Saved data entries
.....

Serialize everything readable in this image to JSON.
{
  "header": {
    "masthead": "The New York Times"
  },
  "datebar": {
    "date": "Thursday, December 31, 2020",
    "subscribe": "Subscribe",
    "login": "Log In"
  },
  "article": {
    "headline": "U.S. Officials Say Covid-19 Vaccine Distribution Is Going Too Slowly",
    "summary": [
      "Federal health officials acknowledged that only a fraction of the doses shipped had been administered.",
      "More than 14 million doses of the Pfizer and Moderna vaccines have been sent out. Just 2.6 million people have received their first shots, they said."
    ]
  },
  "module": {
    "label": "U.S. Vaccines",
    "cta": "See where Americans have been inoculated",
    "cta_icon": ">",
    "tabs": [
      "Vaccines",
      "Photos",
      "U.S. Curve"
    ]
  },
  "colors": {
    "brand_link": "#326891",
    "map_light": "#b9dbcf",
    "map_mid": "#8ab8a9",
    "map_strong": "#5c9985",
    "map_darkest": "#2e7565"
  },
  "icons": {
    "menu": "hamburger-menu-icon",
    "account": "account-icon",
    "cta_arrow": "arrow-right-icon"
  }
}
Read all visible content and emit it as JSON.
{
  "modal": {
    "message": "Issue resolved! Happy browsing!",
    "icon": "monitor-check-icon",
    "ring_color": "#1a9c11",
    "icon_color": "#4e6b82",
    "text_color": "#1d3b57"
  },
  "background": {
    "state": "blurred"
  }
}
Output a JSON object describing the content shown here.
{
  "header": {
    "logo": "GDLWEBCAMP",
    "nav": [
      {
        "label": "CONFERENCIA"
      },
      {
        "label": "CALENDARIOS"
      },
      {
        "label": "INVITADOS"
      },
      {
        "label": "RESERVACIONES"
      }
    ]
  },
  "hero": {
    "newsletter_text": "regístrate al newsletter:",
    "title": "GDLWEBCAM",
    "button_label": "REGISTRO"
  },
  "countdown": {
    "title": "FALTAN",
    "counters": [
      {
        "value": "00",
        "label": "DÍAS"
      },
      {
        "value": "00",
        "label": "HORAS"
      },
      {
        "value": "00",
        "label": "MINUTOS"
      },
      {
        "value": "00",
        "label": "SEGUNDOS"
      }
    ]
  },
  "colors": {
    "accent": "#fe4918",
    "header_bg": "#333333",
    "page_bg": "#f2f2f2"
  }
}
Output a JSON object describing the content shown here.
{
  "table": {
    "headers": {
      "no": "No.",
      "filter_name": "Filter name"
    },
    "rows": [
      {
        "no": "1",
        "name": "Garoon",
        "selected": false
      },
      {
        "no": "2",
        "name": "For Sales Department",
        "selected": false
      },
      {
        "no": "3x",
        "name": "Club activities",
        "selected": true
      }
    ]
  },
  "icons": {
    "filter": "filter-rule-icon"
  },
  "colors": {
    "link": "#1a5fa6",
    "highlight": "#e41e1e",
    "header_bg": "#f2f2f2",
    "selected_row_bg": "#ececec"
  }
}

.....

§ **TASK DESCRIPTION**
Tell how many lines hold the string "JSON", giving the number and nothing else.

§ **WRITTEN ANSWER**
4